*WORK TO DO*. Tally the lines holding the string "缺省时为空" and reply with that number alone.

□ □ □ □ □ □ □

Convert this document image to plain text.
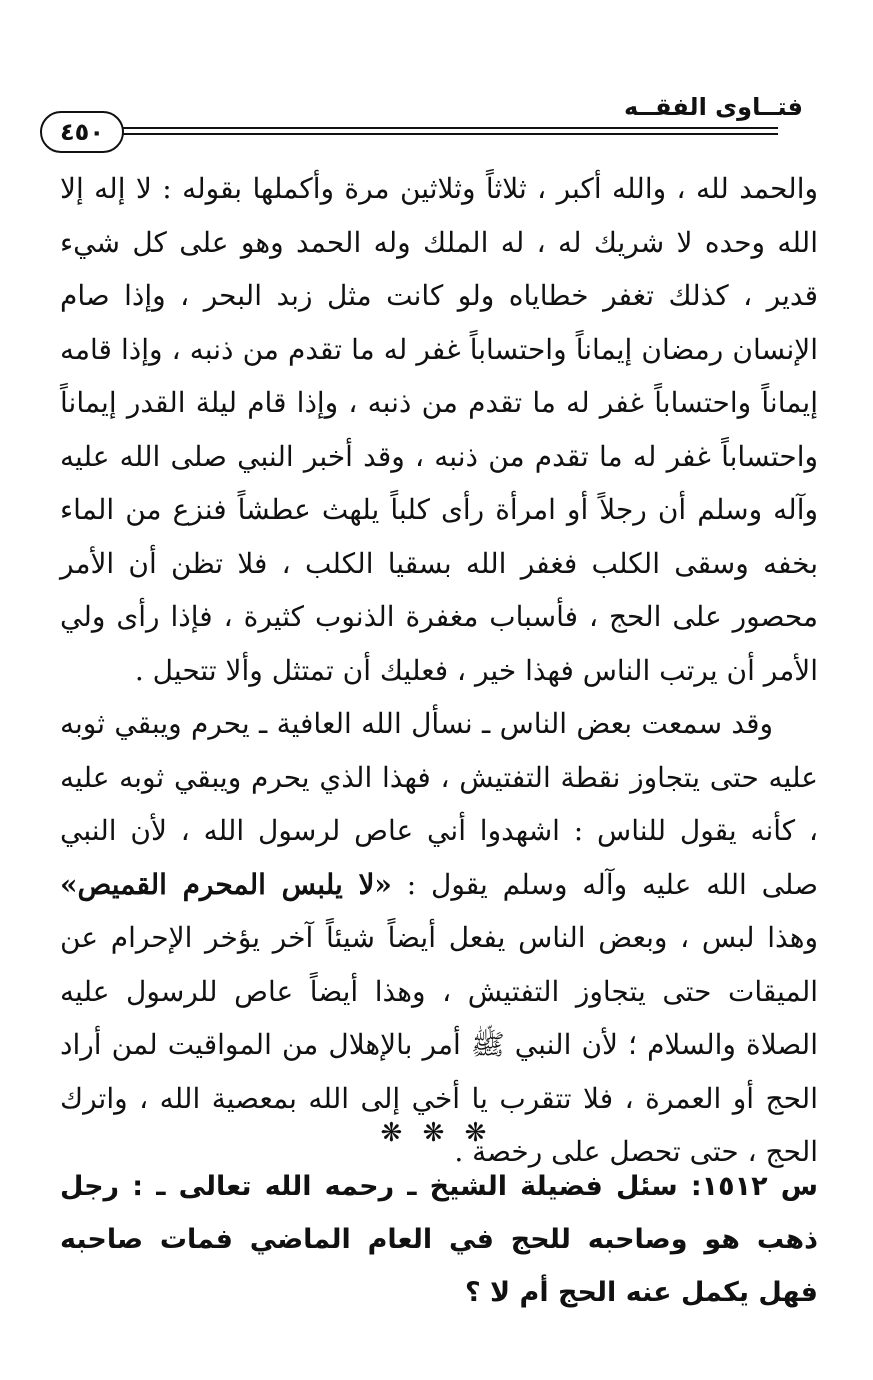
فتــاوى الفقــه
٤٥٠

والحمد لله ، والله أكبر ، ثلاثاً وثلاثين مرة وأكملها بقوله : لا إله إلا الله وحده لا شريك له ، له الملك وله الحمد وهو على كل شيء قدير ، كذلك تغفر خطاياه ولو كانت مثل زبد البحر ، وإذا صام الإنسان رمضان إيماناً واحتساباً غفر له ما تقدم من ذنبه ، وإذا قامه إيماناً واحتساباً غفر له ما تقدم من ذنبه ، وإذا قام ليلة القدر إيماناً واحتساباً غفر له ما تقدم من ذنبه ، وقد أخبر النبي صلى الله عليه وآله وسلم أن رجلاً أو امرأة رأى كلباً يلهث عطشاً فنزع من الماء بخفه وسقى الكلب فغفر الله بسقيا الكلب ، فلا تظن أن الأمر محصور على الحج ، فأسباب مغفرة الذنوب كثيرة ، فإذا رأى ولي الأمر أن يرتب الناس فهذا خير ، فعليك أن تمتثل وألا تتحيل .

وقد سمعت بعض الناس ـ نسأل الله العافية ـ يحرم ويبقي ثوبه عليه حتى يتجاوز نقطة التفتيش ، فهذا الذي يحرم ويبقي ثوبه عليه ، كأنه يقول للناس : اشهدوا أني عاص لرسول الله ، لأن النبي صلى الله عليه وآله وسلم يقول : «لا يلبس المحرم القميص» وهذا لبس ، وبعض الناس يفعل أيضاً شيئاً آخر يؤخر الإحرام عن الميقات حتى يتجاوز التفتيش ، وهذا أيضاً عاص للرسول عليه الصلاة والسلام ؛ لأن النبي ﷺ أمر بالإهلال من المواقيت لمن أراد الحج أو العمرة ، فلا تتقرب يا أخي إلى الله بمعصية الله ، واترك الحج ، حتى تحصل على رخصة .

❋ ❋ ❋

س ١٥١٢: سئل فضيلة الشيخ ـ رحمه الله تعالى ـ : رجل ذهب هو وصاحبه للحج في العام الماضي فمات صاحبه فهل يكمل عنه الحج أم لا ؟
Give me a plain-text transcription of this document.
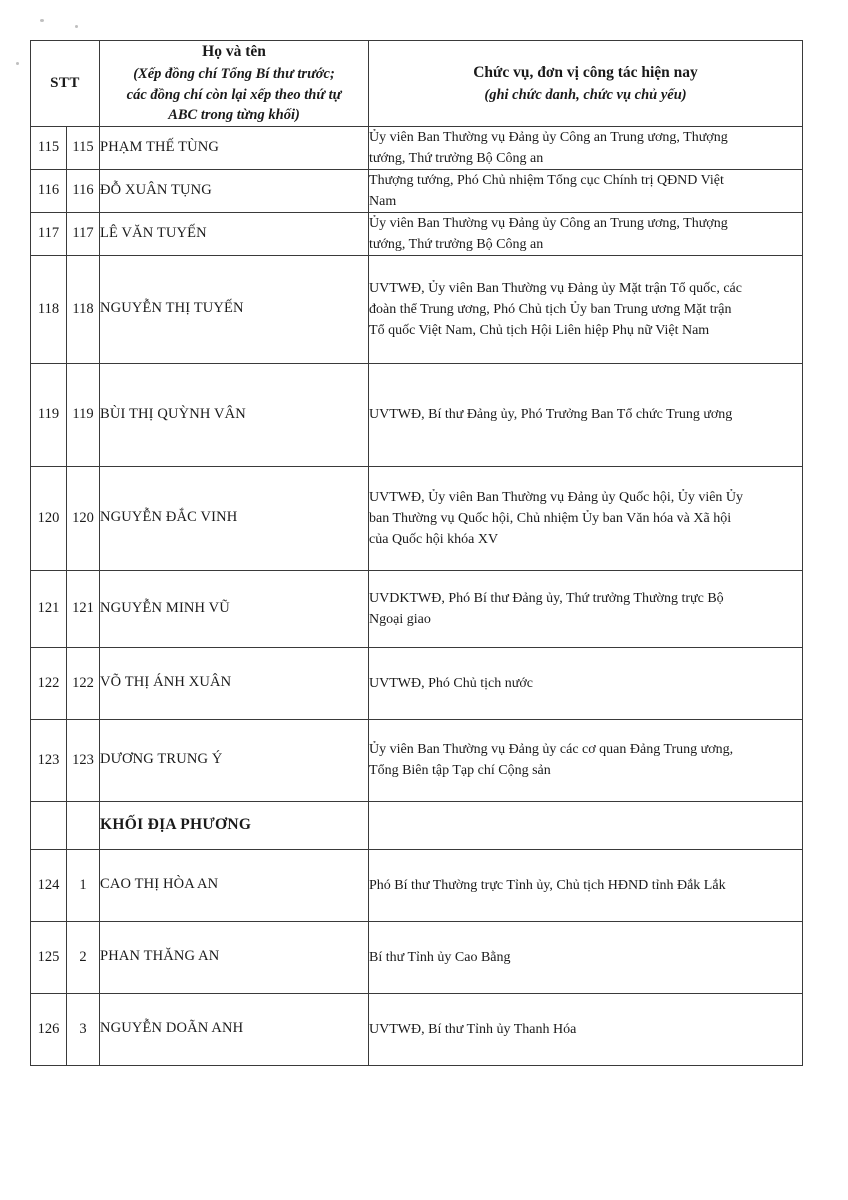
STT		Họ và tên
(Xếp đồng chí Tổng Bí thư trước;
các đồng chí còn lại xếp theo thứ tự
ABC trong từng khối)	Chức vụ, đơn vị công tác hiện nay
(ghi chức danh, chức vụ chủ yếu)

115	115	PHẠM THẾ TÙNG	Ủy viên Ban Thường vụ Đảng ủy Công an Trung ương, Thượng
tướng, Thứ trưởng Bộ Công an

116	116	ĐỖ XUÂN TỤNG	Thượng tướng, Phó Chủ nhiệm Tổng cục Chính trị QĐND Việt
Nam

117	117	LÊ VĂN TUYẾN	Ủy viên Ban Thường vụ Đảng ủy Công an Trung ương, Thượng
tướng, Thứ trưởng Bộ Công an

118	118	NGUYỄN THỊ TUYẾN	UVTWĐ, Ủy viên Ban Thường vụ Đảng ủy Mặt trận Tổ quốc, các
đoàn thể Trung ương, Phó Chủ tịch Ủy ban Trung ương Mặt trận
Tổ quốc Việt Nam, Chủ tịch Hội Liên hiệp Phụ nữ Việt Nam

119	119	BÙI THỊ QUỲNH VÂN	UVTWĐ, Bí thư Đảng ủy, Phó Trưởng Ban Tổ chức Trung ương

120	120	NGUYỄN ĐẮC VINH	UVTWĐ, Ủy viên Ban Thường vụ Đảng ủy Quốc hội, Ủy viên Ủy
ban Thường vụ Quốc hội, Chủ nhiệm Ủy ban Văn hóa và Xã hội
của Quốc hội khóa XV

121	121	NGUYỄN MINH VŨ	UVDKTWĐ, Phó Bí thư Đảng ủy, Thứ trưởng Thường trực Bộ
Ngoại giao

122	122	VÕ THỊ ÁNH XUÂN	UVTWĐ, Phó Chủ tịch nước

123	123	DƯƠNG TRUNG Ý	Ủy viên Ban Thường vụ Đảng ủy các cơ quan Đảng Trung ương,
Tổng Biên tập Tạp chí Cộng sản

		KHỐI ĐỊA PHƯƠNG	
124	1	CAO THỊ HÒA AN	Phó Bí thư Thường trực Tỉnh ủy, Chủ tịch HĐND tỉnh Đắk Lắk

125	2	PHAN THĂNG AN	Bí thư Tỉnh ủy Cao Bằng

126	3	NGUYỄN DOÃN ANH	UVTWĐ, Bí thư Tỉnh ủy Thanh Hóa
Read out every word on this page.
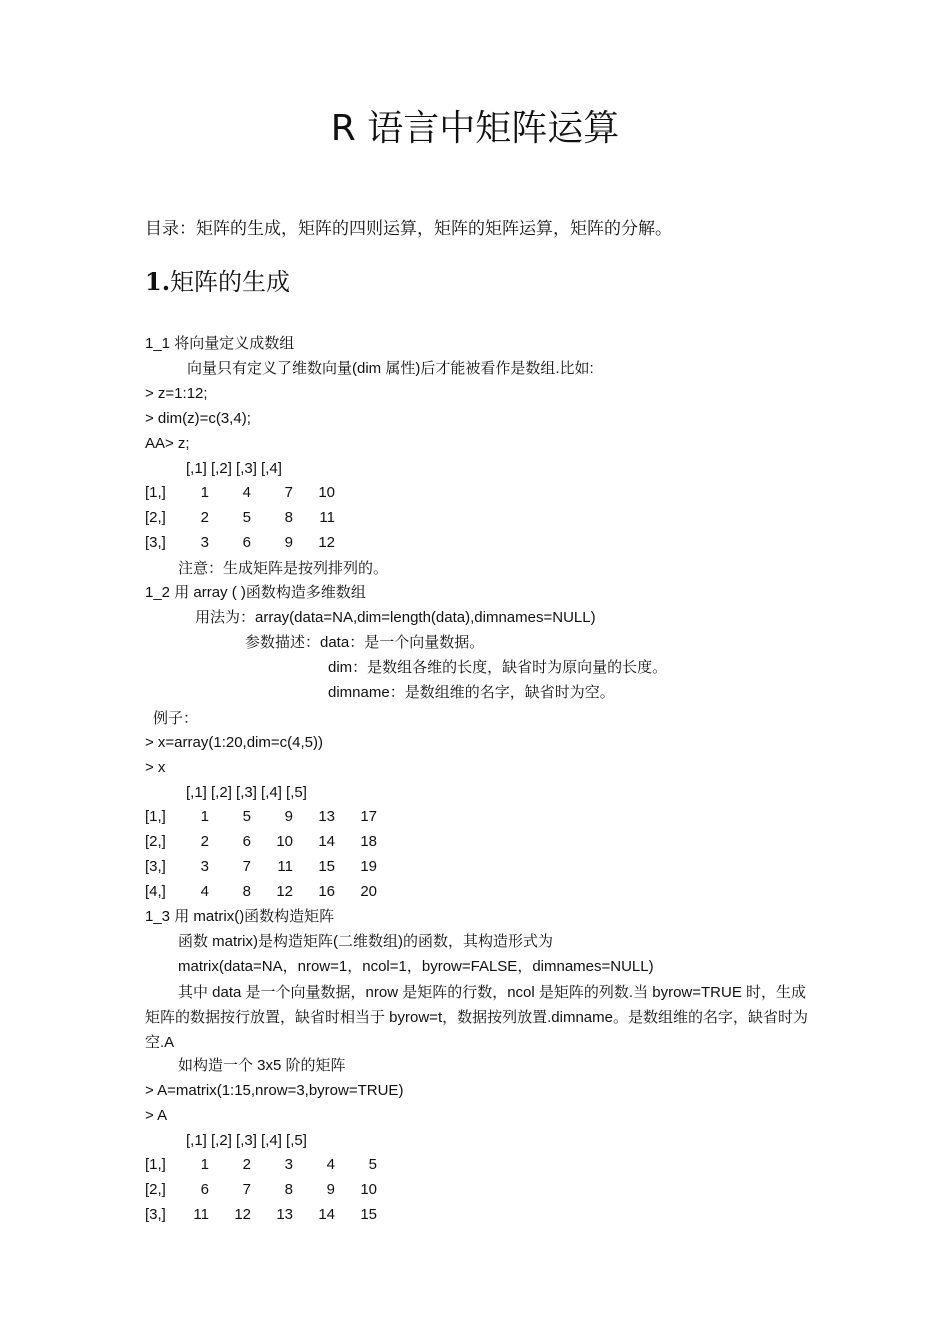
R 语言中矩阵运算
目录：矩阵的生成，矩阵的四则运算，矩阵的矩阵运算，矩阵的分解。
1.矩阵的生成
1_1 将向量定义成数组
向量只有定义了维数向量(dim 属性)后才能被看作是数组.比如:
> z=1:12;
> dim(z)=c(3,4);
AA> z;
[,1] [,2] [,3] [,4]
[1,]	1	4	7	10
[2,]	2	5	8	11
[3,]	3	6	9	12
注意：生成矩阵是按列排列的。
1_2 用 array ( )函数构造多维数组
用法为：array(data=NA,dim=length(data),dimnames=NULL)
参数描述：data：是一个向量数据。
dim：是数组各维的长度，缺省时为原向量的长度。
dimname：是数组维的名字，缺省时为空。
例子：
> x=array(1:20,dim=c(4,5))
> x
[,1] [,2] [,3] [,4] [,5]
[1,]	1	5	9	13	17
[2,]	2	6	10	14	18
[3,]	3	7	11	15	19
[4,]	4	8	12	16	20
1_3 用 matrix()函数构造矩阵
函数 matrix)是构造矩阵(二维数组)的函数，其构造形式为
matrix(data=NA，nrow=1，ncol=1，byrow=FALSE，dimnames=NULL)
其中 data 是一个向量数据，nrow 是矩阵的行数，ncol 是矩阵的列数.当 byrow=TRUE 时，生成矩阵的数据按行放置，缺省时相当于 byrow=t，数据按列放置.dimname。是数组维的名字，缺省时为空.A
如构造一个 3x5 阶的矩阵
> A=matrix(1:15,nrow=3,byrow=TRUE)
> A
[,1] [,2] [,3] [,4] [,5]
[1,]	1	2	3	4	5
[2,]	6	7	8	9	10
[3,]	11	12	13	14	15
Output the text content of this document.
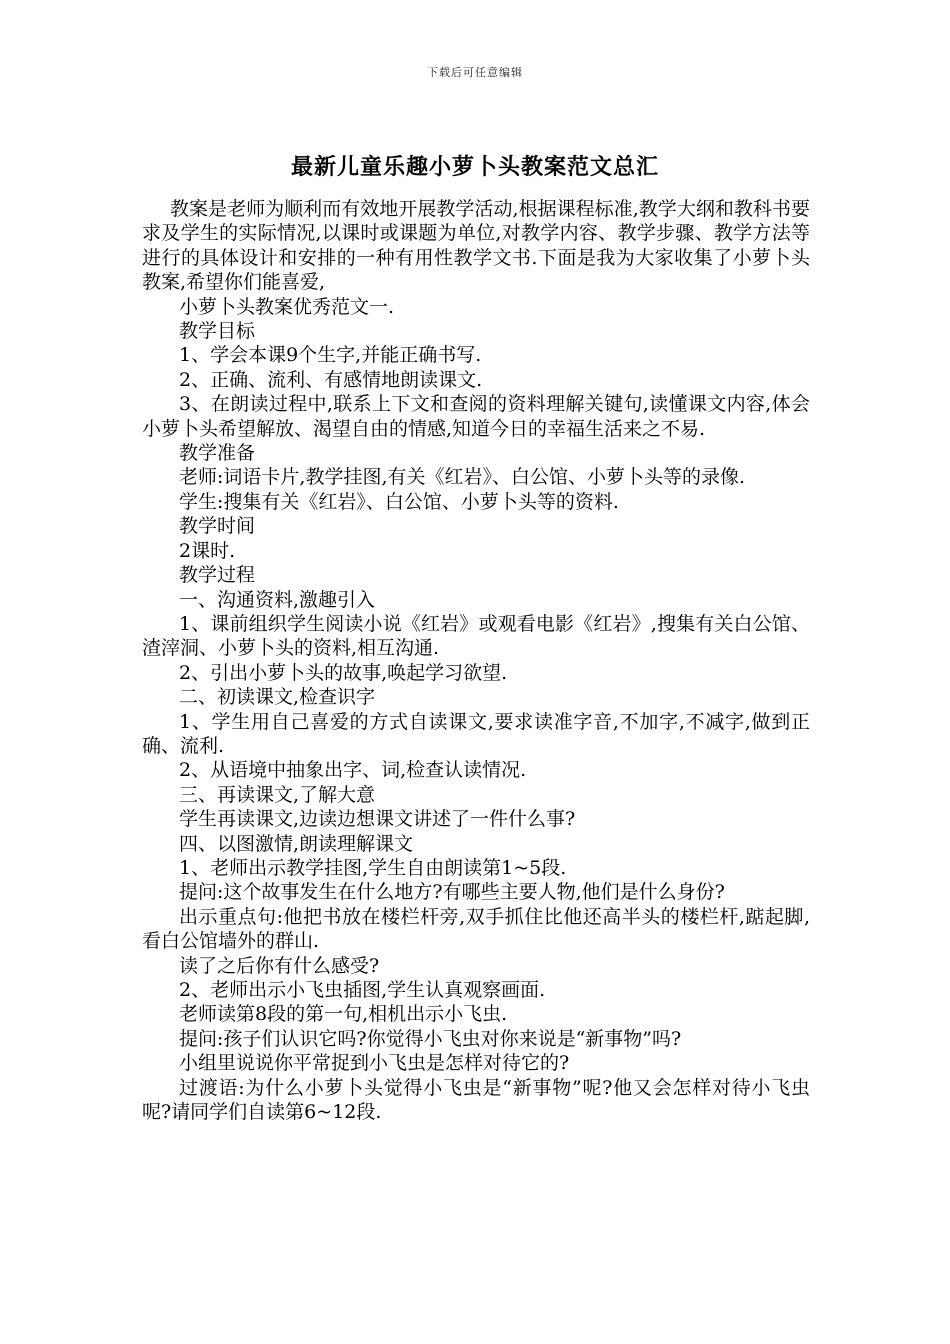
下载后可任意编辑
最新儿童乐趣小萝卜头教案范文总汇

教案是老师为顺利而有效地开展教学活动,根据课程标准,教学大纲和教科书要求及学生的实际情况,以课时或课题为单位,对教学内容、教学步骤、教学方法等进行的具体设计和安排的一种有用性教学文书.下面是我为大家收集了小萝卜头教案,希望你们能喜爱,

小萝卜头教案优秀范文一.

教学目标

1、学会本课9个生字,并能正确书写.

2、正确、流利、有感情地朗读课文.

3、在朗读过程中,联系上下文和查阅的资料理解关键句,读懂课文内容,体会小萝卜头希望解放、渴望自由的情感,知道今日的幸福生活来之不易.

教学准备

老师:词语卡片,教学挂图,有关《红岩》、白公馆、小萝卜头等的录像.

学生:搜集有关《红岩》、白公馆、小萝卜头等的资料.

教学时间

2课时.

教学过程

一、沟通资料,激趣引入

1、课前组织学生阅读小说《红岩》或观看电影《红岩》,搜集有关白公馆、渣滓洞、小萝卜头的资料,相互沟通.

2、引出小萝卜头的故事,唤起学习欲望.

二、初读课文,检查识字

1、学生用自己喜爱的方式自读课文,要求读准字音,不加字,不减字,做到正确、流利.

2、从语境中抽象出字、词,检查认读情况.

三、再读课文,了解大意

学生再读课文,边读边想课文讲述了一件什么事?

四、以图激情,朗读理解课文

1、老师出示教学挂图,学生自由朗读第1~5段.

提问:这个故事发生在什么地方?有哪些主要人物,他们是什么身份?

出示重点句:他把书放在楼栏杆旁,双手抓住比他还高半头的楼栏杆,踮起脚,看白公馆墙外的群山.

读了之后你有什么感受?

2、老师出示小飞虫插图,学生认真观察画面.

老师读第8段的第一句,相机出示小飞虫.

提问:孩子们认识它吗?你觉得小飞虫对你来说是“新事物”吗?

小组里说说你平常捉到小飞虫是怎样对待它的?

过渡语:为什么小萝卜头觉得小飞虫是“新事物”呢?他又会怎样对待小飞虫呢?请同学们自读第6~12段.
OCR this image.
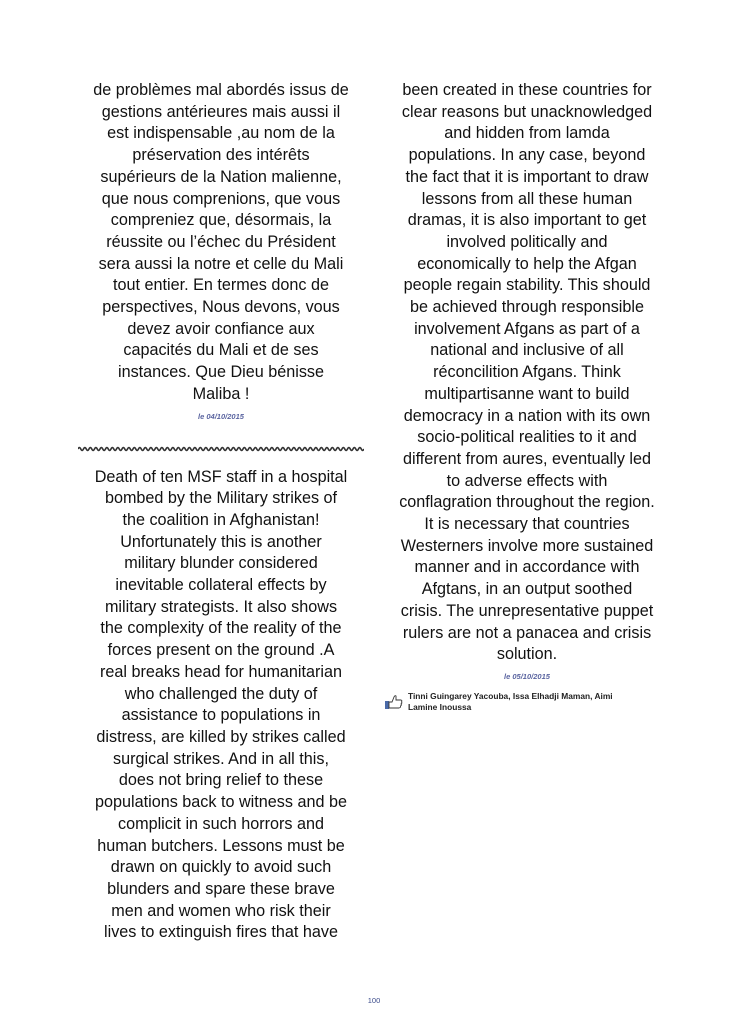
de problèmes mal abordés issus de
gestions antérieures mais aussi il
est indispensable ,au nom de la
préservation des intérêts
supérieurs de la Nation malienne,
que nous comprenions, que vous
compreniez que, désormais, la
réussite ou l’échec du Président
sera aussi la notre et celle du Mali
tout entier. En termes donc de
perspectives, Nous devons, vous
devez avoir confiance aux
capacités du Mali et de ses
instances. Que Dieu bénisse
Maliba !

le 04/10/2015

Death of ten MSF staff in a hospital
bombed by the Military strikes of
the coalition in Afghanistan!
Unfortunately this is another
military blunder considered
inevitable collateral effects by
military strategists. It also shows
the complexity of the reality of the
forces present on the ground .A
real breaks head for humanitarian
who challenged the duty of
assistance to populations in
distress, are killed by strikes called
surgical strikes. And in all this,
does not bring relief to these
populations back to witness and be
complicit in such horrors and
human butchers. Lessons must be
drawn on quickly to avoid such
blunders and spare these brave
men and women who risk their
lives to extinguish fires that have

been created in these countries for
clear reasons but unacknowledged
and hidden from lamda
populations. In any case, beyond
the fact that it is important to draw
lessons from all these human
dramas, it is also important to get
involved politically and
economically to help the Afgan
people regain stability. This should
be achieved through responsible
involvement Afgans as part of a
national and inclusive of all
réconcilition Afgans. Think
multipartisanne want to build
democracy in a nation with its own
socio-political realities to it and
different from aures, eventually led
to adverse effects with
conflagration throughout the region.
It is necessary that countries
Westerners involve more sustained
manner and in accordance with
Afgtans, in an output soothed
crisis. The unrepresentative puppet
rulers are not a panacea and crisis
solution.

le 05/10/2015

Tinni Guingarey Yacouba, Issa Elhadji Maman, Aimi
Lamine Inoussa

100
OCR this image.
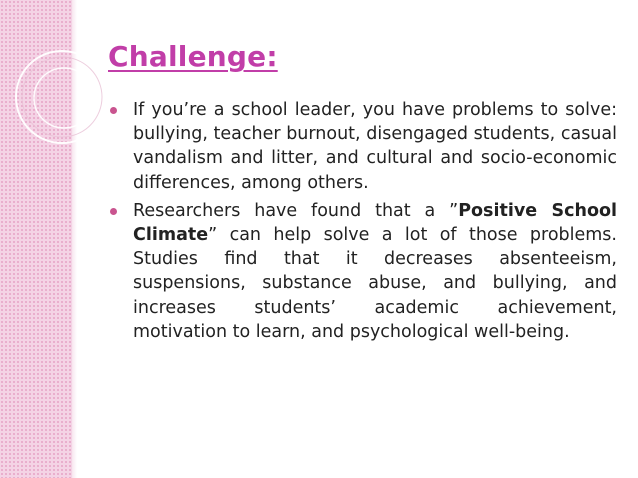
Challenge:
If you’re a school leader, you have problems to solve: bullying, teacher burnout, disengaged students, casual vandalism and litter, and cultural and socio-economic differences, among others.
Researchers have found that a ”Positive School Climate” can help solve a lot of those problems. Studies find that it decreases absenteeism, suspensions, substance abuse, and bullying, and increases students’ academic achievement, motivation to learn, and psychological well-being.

□ □ □ □ □ □ □

*RESPONSE TO THE TASK*. 2